■ **DIRECTION**
Write out the records word for word, with no pictures.
**** INFORMATION SHOWN ****
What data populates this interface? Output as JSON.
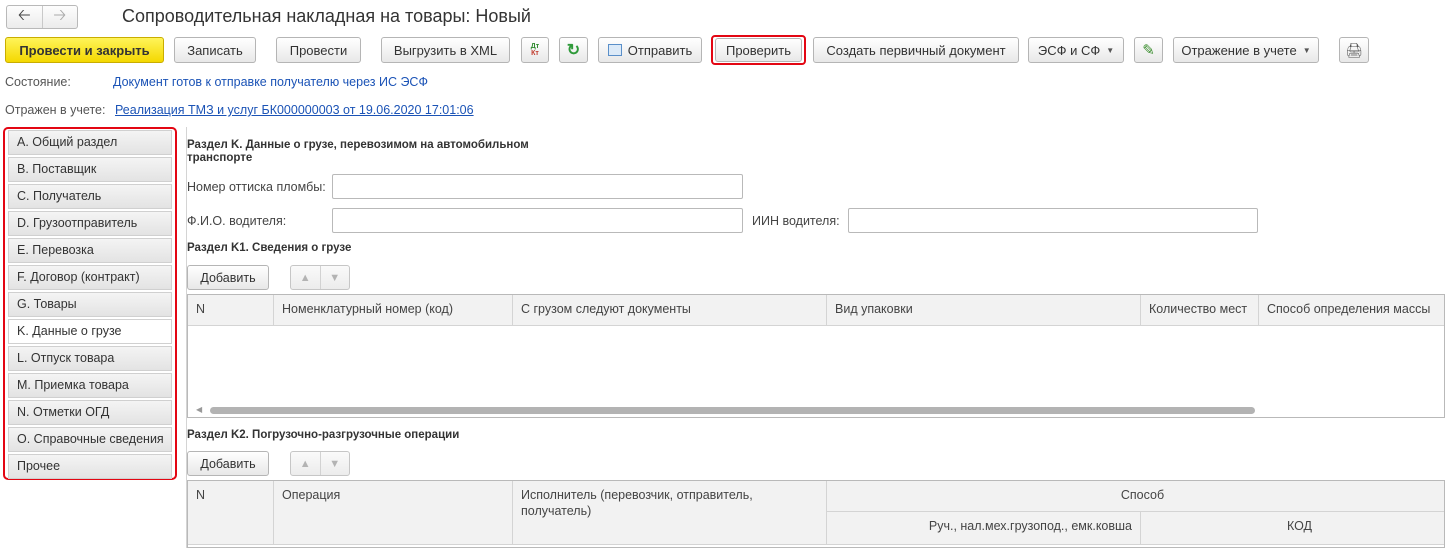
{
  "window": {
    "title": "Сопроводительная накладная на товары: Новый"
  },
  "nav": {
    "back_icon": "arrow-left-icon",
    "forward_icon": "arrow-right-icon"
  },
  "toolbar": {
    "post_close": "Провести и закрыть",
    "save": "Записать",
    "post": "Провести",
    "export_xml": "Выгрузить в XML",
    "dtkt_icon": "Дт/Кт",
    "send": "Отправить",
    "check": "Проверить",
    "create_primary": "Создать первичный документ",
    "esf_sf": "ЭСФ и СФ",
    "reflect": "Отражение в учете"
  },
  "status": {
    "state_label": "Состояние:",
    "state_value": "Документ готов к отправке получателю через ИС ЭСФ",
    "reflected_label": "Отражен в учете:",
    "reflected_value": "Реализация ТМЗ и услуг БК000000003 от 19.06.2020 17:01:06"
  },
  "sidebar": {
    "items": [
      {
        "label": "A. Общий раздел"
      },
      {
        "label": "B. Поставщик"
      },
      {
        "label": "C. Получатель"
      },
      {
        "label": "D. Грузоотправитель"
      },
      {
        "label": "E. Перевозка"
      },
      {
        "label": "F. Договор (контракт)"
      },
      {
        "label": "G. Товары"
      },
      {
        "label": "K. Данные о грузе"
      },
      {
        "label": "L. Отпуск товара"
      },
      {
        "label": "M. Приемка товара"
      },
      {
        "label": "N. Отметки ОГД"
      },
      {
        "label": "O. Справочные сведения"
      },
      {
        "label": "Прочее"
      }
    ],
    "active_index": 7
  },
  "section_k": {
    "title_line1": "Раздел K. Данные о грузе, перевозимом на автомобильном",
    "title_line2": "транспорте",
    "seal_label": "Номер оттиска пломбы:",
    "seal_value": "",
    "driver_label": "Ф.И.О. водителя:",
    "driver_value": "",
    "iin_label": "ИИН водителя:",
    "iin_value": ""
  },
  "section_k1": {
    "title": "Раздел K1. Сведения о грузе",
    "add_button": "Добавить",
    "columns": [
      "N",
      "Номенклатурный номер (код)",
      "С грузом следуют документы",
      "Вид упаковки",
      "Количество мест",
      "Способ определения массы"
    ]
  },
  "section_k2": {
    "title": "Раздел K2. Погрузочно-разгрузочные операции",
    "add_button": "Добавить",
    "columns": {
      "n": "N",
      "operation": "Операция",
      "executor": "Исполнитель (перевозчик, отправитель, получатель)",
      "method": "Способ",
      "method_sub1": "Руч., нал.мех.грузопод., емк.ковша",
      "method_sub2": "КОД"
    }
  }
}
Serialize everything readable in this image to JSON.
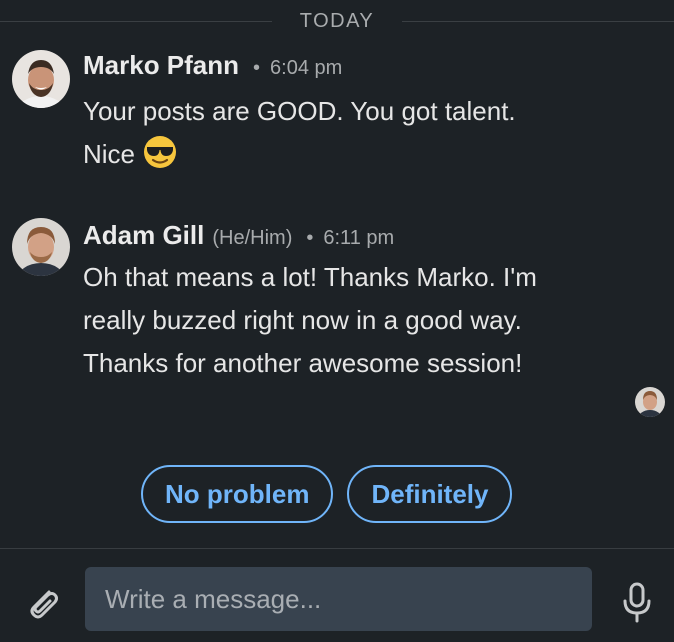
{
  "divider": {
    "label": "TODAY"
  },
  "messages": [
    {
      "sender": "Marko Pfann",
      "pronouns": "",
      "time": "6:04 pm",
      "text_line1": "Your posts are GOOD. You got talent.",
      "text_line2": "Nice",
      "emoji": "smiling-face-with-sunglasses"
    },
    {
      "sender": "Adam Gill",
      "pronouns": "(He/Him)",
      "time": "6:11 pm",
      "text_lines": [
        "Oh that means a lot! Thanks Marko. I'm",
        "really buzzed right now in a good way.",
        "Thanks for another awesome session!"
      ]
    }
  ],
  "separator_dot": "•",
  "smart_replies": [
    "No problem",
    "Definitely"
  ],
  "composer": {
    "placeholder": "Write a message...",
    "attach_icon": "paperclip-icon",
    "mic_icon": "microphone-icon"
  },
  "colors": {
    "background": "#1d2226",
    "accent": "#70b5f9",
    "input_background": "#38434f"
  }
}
****
■ **WRITTEN RESPONSE**
What data populates this interface? Output as JSON.
{
  "window": {
    "title": "Сопроводительная накладная на товары: Новый"
  },
  "nav": {
    "back_icon": "arrow-left-icon",
    "forward_icon": "arrow-right-icon"
  },
  "toolbar": {
    "post_close": "Провести и закрыть",
    "save": "Записать",
    "post": "Провести",
    "export_xml": "Выгрузить в XML",
    "dtkt_icon": "Дт/Кт",
    "send": "Отправить",
    "check": "Проверить",
    "create_primary": "Создать первичный документ",
    "esf_sf": "ЭСФ и СФ",
    "reflect": "Отражение в учете"
  },
  "status": {
    "state_label": "Состояние:",
    "state_value": "Документ готов к отправке получателю через ИС ЭСФ",
    "reflected_label": "Отражен в учете:",
    "reflected_value": "Реализация ТМЗ и услуг БК000000003 от 19.06.2020 17:01:06"
  },
  "sidebar": {
    "items": [
      {
        "label": "A. Общий раздел"
      },
      {
        "label": "B. Поставщик"
      },
      {
        "label": "C. Получатель"
      },
      {
        "label": "D. Грузоотправитель"
      },
      {
        "label": "E. Перевозка"
      },
      {
        "label": "F. Договор (контракт)"
      },
      {
        "label": "G. Товары"
      },
      {
        "label": "K. Данные о грузе"
      },
      {
        "label": "L. Отпуск товара"
      },
      {
        "label": "M. Приемка товара"
      },
      {
        "label": "N. Отметки ОГД"
      },
      {
        "label": "O. Справочные сведения"
      },
      {
        "label": "Прочее"
      }
    ],
    "active_index": 7
  },
  "section_k": {
    "title_line1": "Раздел K. Данные о грузе, перевозимом на автомобильном",
    "title_line2": "транспорте",
    "seal_label": "Номер оттиска пломбы:",
    "seal_value": "",
    "driver_label": "Ф.И.О. водителя:",
    "driver_value": "",
    "iin_label": "ИИН водителя:",
    "iin_value": ""
  },
  "section_k1": {
    "title": "Раздел K1. Сведения о грузе",
    "add_button": "Добавить",
    "columns": [
      "N",
      "Номенклатурный номер (код)",
      "С грузом следуют документы",
      "Вид упаковки",
      "Количество мест",
      "Способ определения массы"
    ]
  },
  "section_k2": {
    "title": "Раздел K2. Погрузочно-разгрузочные операции",
    "add_button": "Добавить",
    "columns": {
      "n": "N",
      "operation": "Операция",
      "executor": "Исполнитель (перевозчик, отправитель, получатель)",
      "method": "Способ",
      "method_sub1": "Руч., нал.мех.грузопод., емк.ковша",
      "method_sub2": "КОД"
    }
  }
}
Serialize everything readable in this image to JSON.
{
  "divider": {
    "label": "TODAY"
  },
  "messages": [
    {
      "sender": "Marko Pfann",
      "pronouns": "",
      "time": "6:04 pm",
      "text_line1": "Your posts are GOOD. You got talent.",
      "text_line2": "Nice",
      "emoji": "smiling-face-with-sunglasses"
    },
    {
      "sender": "Adam Gill",
      "pronouns": "(He/Him)",
      "time": "6:11 pm",
      "text_lines": [
        "Oh that means a lot! Thanks Marko. I'm",
        "really buzzed right now in a good way.",
        "Thanks for another awesome session!"
      ]
    }
  ],
  "separator_dot": "•",
  "smart_replies": [
    "No problem",
    "Definitely"
  ],
  "composer": {
    "placeholder": "Write a message...",
    "attach_icon": "paperclip-icon",
    "mic_icon": "microphone-icon"
  },
  "colors": {
    "background": "#1d2226",
    "accent": "#70b5f9",
    "input_background": "#38434f"
  }
}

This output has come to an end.